## AIM
Set down every entry again word for word, please, but skip the pictures.

[START OF RECORDS TO PROCESS]

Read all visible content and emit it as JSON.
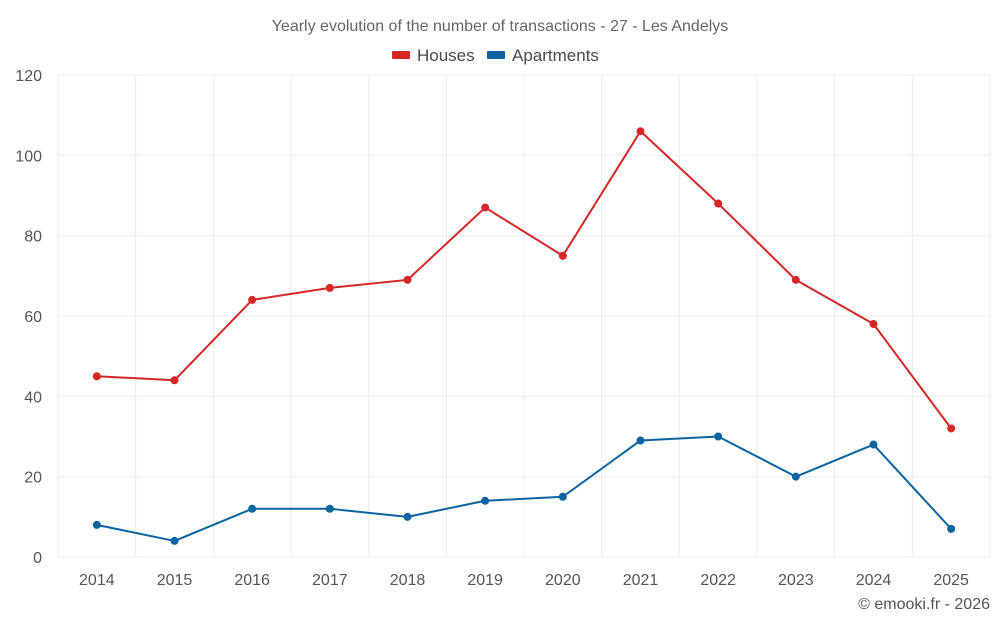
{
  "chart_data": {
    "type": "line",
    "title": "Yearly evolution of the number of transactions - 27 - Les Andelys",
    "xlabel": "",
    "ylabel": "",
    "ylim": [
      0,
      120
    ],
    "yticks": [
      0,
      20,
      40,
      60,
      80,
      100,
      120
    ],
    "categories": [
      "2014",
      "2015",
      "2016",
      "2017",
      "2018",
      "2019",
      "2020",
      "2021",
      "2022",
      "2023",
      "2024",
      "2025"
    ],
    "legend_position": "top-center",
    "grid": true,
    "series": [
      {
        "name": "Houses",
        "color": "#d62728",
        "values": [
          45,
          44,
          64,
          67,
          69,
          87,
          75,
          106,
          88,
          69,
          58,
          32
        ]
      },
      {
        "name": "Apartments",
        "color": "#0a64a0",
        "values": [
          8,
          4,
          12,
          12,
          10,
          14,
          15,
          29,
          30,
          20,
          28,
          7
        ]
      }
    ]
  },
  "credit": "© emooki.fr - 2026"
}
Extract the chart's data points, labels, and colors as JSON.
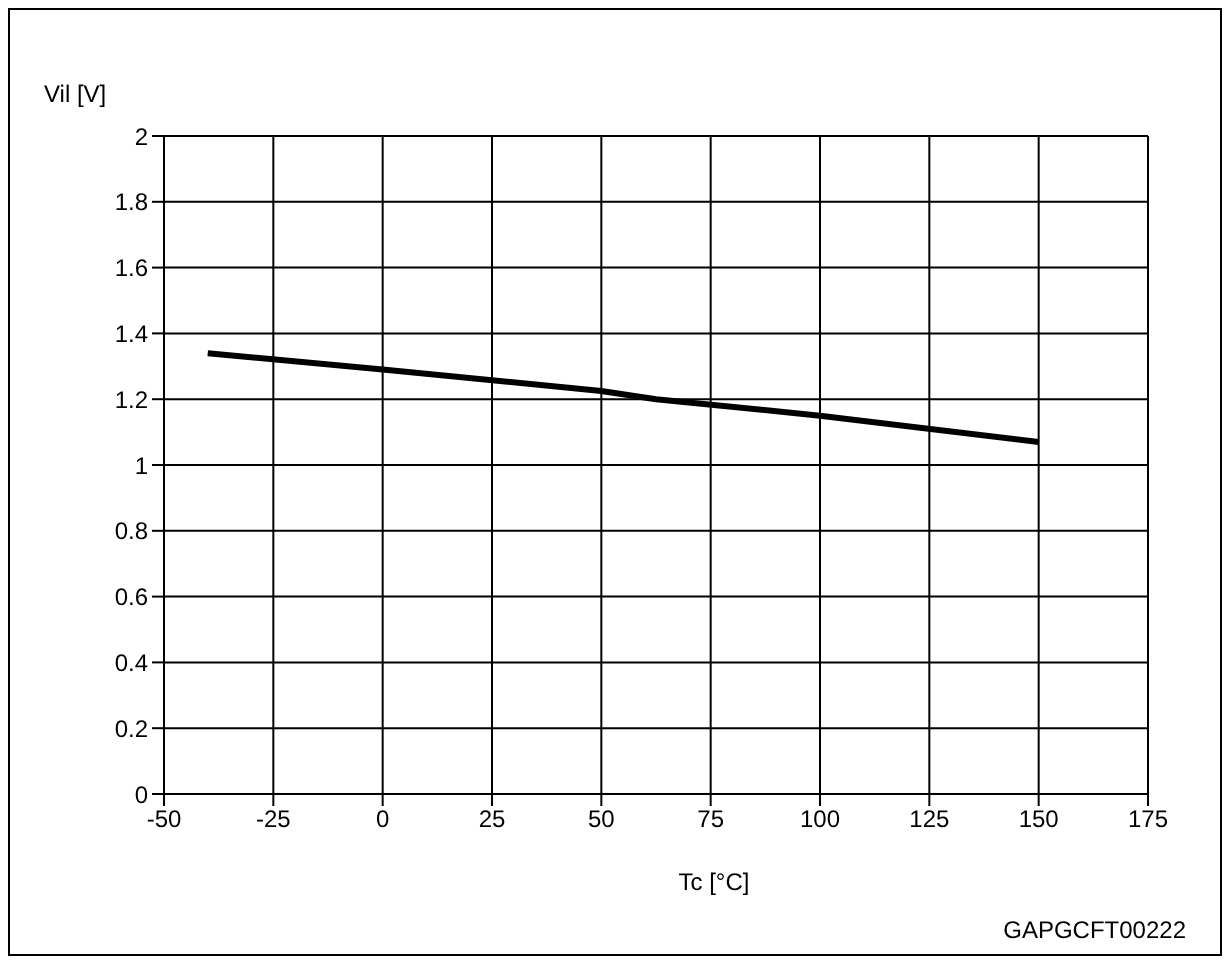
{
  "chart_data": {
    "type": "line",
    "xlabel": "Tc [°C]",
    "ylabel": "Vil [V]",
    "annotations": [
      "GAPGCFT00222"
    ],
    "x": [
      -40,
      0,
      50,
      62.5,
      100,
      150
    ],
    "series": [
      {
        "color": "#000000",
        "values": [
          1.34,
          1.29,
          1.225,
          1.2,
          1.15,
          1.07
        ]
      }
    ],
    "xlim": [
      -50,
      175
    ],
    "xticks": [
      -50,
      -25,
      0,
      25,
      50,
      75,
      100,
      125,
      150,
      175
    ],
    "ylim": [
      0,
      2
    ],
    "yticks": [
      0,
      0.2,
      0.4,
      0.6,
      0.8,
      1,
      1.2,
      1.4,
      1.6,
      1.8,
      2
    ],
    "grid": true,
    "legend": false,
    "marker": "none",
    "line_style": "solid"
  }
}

[END OF RECORDS TO PROCESS]

## EXERCISE RESPONSE
Read all visible content and emit it as JSON.
{
  "chart_data": {
    "type": "line",
    "title": "Yearly evolution of the number of transactions - 27 - Les Andelys",
    "xlabel": "",
    "ylabel": "",
    "ylim": [
      0,
      120
    ],
    "yticks": [
      0,
      20,
      40,
      60,
      80,
      100,
      120
    ],
    "categories": [
      "2014",
      "2015",
      "2016",
      "2017",
      "2018",
      "2019",
      "2020",
      "2021",
      "2022",
      "2023",
      "2024",
      "2025"
    ],
    "legend_position": "top-center",
    "grid": true,
    "series": [
      {
        "name": "Houses",
        "color": "#d62728",
        "values": [
          45,
          44,
          64,
          67,
          69,
          87,
          75,
          106,
          88,
          69,
          58,
          32
        ]
      },
      {
        "name": "Apartments",
        "color": "#0a64a0",
        "values": [
          8,
          4,
          12,
          12,
          10,
          14,
          15,
          29,
          30,
          20,
          28,
          7
        ]
      }
    ]
  },
  "credit": "© emooki.fr - 2026"
}
Extract the chart's data points, labels, and colors as JSON.
{
  "chart_data": {
    "type": "line",
    "xlabel": "Tc [°C]",
    "ylabel": "Vil [V]",
    "annotations": [
      "GAPGCFT00222"
    ],
    "x": [
      -40,
      0,
      50,
      62.5,
      100,
      150
    ],
    "series": [
      {
        "color": "#000000",
        "values": [
          1.34,
          1.29,
          1.225,
          1.2,
          1.15,
          1.07
        ]
      }
    ],
    "xlim": [
      -50,
      175
    ],
    "xticks": [
      -50,
      -25,
      0,
      25,
      50,
      75,
      100,
      125,
      150,
      175
    ],
    "ylim": [
      0,
      2
    ],
    "yticks": [
      0,
      0.2,
      0.4,
      0.6,
      0.8,
      1,
      1.2,
      1.4,
      1.6,
      1.8,
      2
    ],
    "grid": true,
    "legend": false,
    "marker": "none",
    "line_style": "solid"
  }
}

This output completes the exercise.